[What you have to do] Will you give every entry again exactly as it stands?

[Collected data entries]
Start

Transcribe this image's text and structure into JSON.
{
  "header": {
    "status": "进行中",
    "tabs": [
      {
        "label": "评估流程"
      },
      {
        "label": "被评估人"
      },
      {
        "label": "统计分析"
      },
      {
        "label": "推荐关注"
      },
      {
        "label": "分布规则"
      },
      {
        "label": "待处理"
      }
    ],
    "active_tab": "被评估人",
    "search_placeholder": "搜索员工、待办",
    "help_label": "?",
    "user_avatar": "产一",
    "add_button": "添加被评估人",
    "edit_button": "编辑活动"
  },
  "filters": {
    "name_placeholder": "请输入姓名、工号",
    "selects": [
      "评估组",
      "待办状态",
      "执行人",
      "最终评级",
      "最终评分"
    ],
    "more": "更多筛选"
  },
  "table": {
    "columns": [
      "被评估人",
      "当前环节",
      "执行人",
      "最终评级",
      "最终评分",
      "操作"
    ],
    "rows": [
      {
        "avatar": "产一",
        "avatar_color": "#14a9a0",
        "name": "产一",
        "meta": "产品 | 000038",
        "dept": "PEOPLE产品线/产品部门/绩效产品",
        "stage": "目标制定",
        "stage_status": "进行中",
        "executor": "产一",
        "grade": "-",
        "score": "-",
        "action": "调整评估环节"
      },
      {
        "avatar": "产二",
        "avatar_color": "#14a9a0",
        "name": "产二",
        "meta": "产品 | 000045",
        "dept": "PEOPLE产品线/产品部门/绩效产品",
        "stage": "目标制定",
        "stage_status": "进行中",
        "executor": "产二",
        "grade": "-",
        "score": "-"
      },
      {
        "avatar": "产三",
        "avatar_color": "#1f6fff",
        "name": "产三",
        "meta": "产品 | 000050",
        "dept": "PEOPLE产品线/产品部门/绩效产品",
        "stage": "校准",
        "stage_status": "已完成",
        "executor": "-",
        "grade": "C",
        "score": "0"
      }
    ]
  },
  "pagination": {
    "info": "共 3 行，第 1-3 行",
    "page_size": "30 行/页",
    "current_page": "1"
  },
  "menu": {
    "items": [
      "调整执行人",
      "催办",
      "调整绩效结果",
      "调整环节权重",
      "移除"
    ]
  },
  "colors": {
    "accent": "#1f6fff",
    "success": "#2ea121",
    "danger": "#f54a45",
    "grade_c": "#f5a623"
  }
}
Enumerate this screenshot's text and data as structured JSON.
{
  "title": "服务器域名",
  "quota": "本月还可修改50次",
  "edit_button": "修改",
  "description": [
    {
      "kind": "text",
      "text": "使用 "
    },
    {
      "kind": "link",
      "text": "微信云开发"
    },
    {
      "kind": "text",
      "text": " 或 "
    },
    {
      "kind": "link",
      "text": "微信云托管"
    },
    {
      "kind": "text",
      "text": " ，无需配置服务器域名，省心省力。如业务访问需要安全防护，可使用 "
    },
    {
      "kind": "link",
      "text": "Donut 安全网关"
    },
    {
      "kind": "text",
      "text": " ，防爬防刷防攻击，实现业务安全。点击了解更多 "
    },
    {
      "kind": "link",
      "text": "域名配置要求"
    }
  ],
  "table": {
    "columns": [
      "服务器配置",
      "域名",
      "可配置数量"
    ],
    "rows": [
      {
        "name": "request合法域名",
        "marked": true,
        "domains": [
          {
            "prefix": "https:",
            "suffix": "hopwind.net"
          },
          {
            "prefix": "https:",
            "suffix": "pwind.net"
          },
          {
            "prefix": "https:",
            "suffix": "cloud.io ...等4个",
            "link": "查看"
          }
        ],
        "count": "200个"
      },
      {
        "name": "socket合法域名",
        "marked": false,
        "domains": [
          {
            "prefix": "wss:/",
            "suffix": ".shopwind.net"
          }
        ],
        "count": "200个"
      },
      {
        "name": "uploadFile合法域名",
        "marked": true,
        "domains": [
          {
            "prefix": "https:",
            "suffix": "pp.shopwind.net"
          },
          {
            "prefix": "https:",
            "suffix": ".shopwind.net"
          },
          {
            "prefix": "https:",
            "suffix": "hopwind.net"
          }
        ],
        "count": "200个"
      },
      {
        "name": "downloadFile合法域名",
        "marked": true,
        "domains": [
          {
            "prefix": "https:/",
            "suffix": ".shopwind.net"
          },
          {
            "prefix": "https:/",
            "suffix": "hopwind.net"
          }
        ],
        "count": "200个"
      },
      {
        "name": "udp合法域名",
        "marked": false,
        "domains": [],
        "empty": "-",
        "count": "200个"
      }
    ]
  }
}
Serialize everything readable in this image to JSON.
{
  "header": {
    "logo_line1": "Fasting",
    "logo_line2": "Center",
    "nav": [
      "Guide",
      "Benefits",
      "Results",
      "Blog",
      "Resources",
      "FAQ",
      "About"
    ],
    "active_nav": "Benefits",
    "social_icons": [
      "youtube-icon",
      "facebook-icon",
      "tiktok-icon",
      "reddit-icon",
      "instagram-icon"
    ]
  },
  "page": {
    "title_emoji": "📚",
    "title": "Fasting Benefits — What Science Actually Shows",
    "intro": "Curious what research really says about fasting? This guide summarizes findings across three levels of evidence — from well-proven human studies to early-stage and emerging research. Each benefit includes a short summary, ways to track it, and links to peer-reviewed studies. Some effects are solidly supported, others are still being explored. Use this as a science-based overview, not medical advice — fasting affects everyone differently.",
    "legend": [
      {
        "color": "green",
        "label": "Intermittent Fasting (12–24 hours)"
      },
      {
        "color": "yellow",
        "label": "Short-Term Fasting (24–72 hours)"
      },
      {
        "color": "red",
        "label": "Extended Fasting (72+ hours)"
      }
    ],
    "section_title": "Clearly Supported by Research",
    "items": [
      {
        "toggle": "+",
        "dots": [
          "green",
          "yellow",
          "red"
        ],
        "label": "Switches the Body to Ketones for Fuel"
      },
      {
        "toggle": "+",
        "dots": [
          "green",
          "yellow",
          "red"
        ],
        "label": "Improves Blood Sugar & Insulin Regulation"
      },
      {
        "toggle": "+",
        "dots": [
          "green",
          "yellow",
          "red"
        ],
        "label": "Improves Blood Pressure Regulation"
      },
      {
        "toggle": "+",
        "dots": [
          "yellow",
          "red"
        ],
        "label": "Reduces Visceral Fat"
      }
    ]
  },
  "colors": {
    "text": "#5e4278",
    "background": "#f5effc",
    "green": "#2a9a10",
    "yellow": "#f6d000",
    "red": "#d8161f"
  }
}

End

[Solved problem]
Transcribe this image's text and structure into JSON.
{
  "header": {
    "status": "进行中",
    "tabs": [
      {
        "label": "评估流程"
      },
      {
        "label": "被评估人"
      },
      {
        "label": "统计分析"
      },
      {
        "label": "推荐关注"
      },
      {
        "label": "分布规则"
      },
      {
        "label": "待处理"
      }
    ],
    "active_tab": "被评估人",
    "search_placeholder": "搜索员工、待办",
    "help_label": "?",
    "user_avatar": "产一",
    "add_button": "添加被评估人",
    "edit_button": "编辑活动"
  },
  "filters": {
    "name_placeholder": "请输入姓名、工号",
    "selects": [
      "评估组",
      "待办状态",
      "执行人",
      "最终评级",
      "最终评分"
    ],
    "more": "更多筛选"
  },
  "table": {
    "columns": [
      "被评估人",
      "当前环节",
      "执行人",
      "最终评级",
      "最终评分",
      "操作"
    ],
    "rows": [
      {
        "avatar": "产一",
        "avatar_color": "#14a9a0",
        "name": "产一",
        "meta": "产品 | 000038",
        "dept": "PEOPLE产品线/产品部门/绩效产品",
        "stage": "目标制定",
        "stage_status": "进行中",
        "executor": "产一",
        "grade": "-",
        "score": "-",
        "action": "调整评估环节"
      },
      {
        "avatar": "产二",
        "avatar_color": "#14a9a0",
        "name": "产二",
        "meta": "产品 | 000045",
        "dept": "PEOPLE产品线/产品部门/绩效产品",
        "stage": "目标制定",
        "stage_status": "进行中",
        "executor": "产二",
        "grade": "-",
        "score": "-"
      },
      {
        "avatar": "产三",
        "avatar_color": "#1f6fff",
        "name": "产三",
        "meta": "产品 | 000050",
        "dept": "PEOPLE产品线/产品部门/绩效产品",
        "stage": "校准",
        "stage_status": "已完成",
        "executor": "-",
        "grade": "C",
        "score": "0"
      }
    ]
  },
  "pagination": {
    "info": "共 3 行，第 1-3 行",
    "page_size": "30 行/页",
    "current_page": "1"
  },
  "menu": {
    "items": [
      "调整执行人",
      "催办",
      "调整绩效结果",
      "调整环节权重",
      "移除"
    ]
  },
  "colors": {
    "accent": "#1f6fff",
    "success": "#2ea121",
    "danger": "#f54a45",
    "grade_c": "#f5a623"
  }
}
Enumerate this screenshot's text and data as structured JSON.
{
  "title": "服务器域名",
  "quota": "本月还可修改50次",
  "edit_button": "修改",
  "description": [
    {
      "kind": "text",
      "text": "使用 "
    },
    {
      "kind": "link",
      "text": "微信云开发"
    },
    {
      "kind": "text",
      "text": " 或 "
    },
    {
      "kind": "link",
      "text": "微信云托管"
    },
    {
      "kind": "text",
      "text": " ，无需配置服务器域名，省心省力。如业务访问需要安全防护，可使用 "
    },
    {
      "kind": "link",
      "text": "Donut 安全网关"
    },
    {
      "kind": "text",
      "text": " ，防爬防刷防攻击，实现业务安全。点击了解更多 "
    },
    {
      "kind": "link",
      "text": "域名配置要求"
    }
  ],
  "table": {
    "columns": [
      "服务器配置",
      "域名",
      "可配置数量"
    ],
    "rows": [
      {
        "name": "request合法域名",
        "marked": true,
        "domains": [
          {
            "prefix": "https:",
            "suffix": "hopwind.net"
          },
          {
            "prefix": "https:",
            "suffix": "pwind.net"
          },
          {
            "prefix": "https:",
            "suffix": "cloud.io ...等4个",
            "link": "查看"
          }
        ],
        "count": "200个"
      },
      {
        "name": "socket合法域名",
        "marked": false,
        "domains": [
          {
            "prefix": "wss:/",
            "suffix": ".shopwind.net"
          }
        ],
        "count": "200个"
      },
      {
        "name": "uploadFile合法域名",
        "marked": true,
        "domains": [
          {
            "prefix": "https:",
            "suffix": "pp.shopwind.net"
          },
          {
            "prefix": "https:",
            "suffix": ".shopwind.net"
          },
          {
            "prefix": "https:",
            "suffix": "hopwind.net"
          }
        ],
        "count": "200个"
      },
      {
        "name": "downloadFile合法域名",
        "marked": true,
        "domains": [
          {
            "prefix": "https:/",
            "suffix": ".shopwind.net"
          },
          {
            "prefix": "https:/",
            "suffix": "hopwind.net"
          }
        ],
        "count": "200个"
      },
      {
        "name": "udp合法域名",
        "marked": false,
        "domains": [],
        "empty": "-",
        "count": "200个"
      }
    ]
  }
}
Serialize everything readable in this image to JSON.
{
  "header": {
    "logo_line1": "Fasting",
    "logo_line2": "Center",
    "nav": [
      "Guide",
      "Benefits",
      "Results",
      "Blog",
      "Resources",
      "FAQ",
      "About"
    ],
    "active_nav": "Benefits",
    "social_icons": [
      "youtube-icon",
      "facebook-icon",
      "tiktok-icon",
      "reddit-icon",
      "instagram-icon"
    ]
  },
  "page": {
    "title_emoji": "📚",
    "title": "Fasting Benefits — What Science Actually Shows",
    "intro": "Curious what research really says about fasting? This guide summarizes findings across three levels of evidence — from well-proven human studies to early-stage and emerging research. Each benefit includes a short summary, ways to track it, and links to peer-reviewed studies. Some effects are solidly supported, others are still being explored. Use this as a science-based overview, not medical advice — fasting affects everyone differently.",
    "legend": [
      {
        "color": "green",
        "label": "Intermittent Fasting (12–24 hours)"
      },
      {
        "color": "yellow",
        "label": "Short-Term Fasting (24–72 hours)"
      },
      {
        "color": "red",
        "label": "Extended Fasting (72+ hours)"
      }
    ],
    "section_title": "Clearly Supported by Research",
    "items": [
      {
        "toggle": "+",
        "dots": [
          "green",
          "yellow",
          "red"
        ],
        "label": "Switches the Body to Ketones for Fuel"
      },
      {
        "toggle": "+",
        "dots": [
          "green",
          "yellow",
          "red"
        ],
        "label": "Improves Blood Sugar & Insulin Regulation"
      },
      {
        "toggle": "+",
        "dots": [
          "green",
          "yellow",
          "red"
        ],
        "label": "Improves Blood Pressure Regulation"
      },
      {
        "toggle": "+",
        "dots": [
          "yellow",
          "red"
        ],
        "label": "Reduces Visceral Fat"
      }
    ]
  },
  "colors": {
    "text": "#5e4278",
    "background": "#f5effc",
    "green": "#2a9a10",
    "yellow": "#f6d000",
    "red": "#d8161f"
  }
}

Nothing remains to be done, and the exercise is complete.